WRITTEN TASK | Images appear in the records below; leave them out and repeat everything else exactly.
-- START OF INFORMATION GIVEN --
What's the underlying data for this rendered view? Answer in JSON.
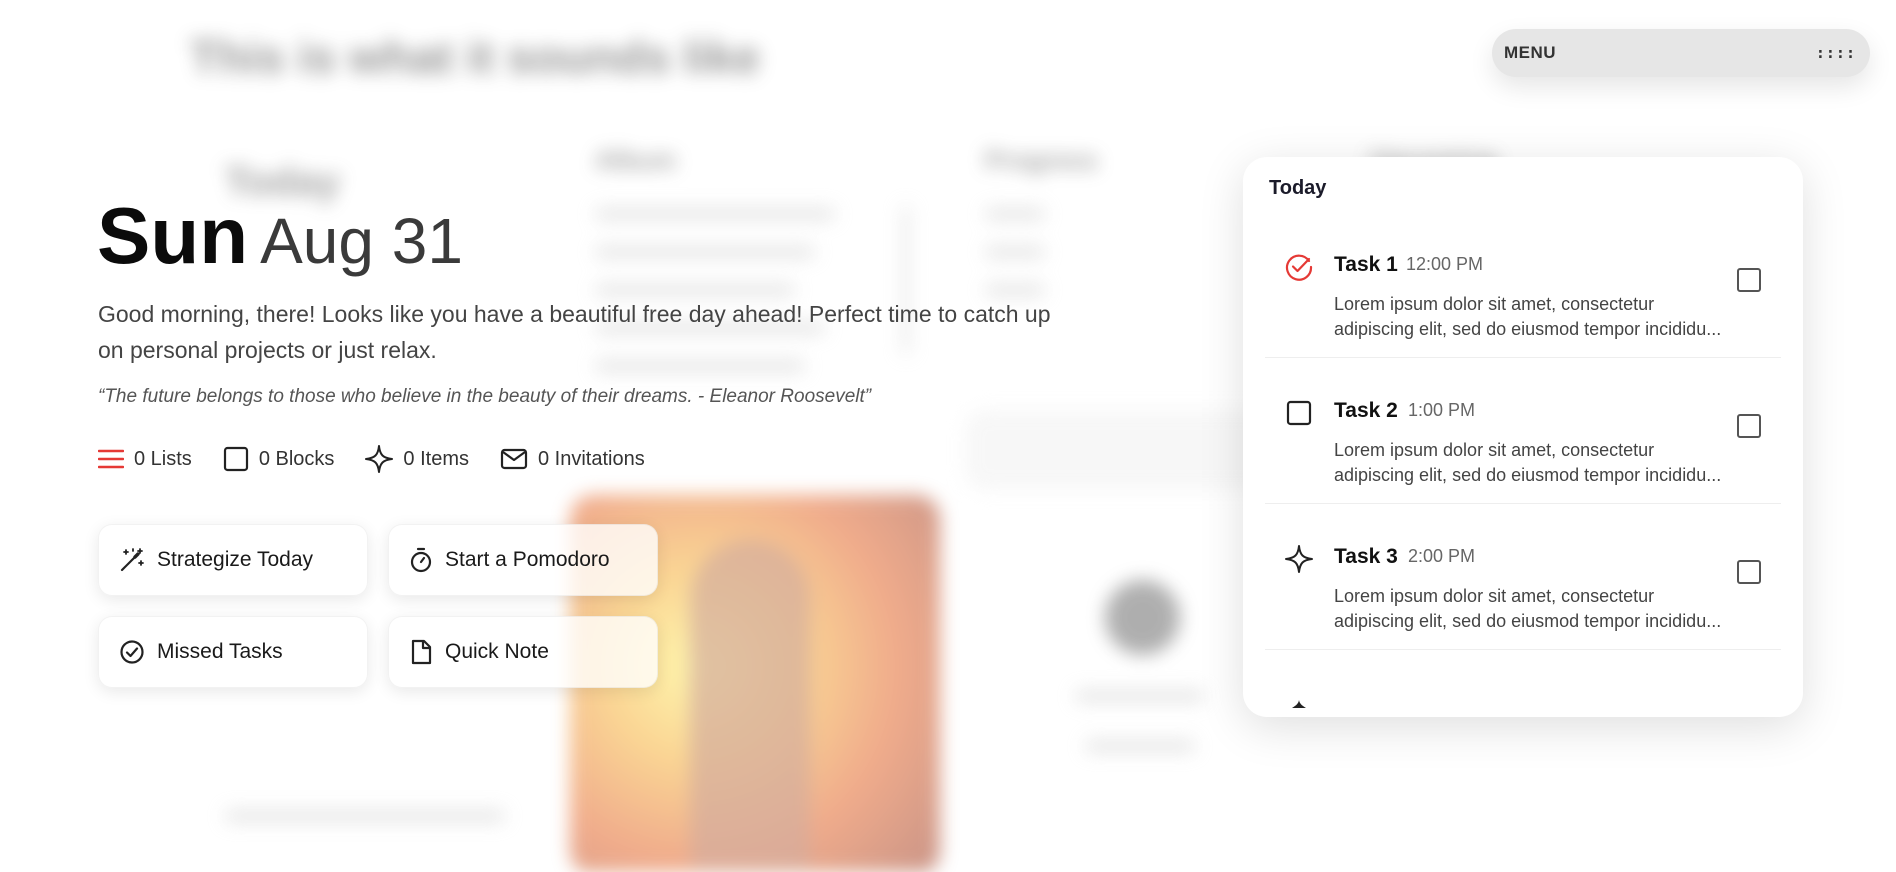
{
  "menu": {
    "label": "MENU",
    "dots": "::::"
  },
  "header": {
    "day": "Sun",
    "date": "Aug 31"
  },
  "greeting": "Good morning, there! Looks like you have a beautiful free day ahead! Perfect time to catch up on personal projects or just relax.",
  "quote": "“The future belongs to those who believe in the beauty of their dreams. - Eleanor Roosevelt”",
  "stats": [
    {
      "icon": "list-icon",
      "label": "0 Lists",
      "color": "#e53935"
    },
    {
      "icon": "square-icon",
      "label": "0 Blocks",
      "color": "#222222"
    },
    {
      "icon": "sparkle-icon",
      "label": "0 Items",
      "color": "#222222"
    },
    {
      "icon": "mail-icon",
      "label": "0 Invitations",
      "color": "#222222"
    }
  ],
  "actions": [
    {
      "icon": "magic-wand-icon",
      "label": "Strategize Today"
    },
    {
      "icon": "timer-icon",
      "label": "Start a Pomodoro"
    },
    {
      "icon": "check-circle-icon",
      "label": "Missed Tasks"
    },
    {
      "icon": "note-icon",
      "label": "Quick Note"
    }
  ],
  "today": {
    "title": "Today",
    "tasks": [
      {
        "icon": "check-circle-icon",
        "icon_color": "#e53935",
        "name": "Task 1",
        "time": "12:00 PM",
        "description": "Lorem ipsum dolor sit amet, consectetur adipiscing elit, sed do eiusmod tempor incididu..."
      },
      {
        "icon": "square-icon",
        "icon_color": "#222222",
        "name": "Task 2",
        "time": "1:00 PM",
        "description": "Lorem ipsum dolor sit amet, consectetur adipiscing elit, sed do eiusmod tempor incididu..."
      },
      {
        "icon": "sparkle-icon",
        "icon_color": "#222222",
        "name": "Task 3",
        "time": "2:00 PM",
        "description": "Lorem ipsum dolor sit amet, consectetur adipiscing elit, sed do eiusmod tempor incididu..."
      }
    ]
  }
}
-- END OF INFORMATION GIVEN --
SOLUTION TO THIS TASK |
What's the underlying data for this rendered view? Answer in JSON.
{
  "menu": {
    "label": "MENU",
    "dots": "::::"
  },
  "header": {
    "day": "Sun",
    "date": "Aug 31"
  },
  "greeting": "Good morning, there! Looks like you have a beautiful free day ahead! Perfect time to catch up on personal projects or just relax.",
  "quote": "“The future belongs to those who believe in the beauty of their dreams. - Eleanor Roosevelt”",
  "stats": [
    {
      "icon": "list-icon",
      "label": "0 Lists",
      "color": "#e53935"
    },
    {
      "icon": "square-icon",
      "label": "0 Blocks",
      "color": "#222222"
    },
    {
      "icon": "sparkle-icon",
      "label": "0 Items",
      "color": "#222222"
    },
    {
      "icon": "mail-icon",
      "label": "0 Invitations",
      "color": "#222222"
    }
  ],
  "actions": [
    {
      "icon": "magic-wand-icon",
      "label": "Strategize Today"
    },
    {
      "icon": "timer-icon",
      "label": "Start a Pomodoro"
    },
    {
      "icon": "check-circle-icon",
      "label": "Missed Tasks"
    },
    {
      "icon": "note-icon",
      "label": "Quick Note"
    }
  ],
  "today": {
    "title": "Today",
    "tasks": [
      {
        "icon": "check-circle-icon",
        "icon_color": "#e53935",
        "name": "Task 1",
        "time": "12:00 PM",
        "description": "Lorem ipsum dolor sit amet, consectetur adipiscing elit, sed do eiusmod tempor incididu..."
      },
      {
        "icon": "square-icon",
        "icon_color": "#222222",
        "name": "Task 2",
        "time": "1:00 PM",
        "description": "Lorem ipsum dolor sit amet, consectetur adipiscing elit, sed do eiusmod tempor incididu..."
      },
      {
        "icon": "sparkle-icon",
        "icon_color": "#222222",
        "name": "Task 3",
        "time": "2:00 PM",
        "description": "Lorem ipsum dolor sit amet, consectetur adipiscing elit, sed do eiusmod tempor incididu..."
      }
    ]
  }
}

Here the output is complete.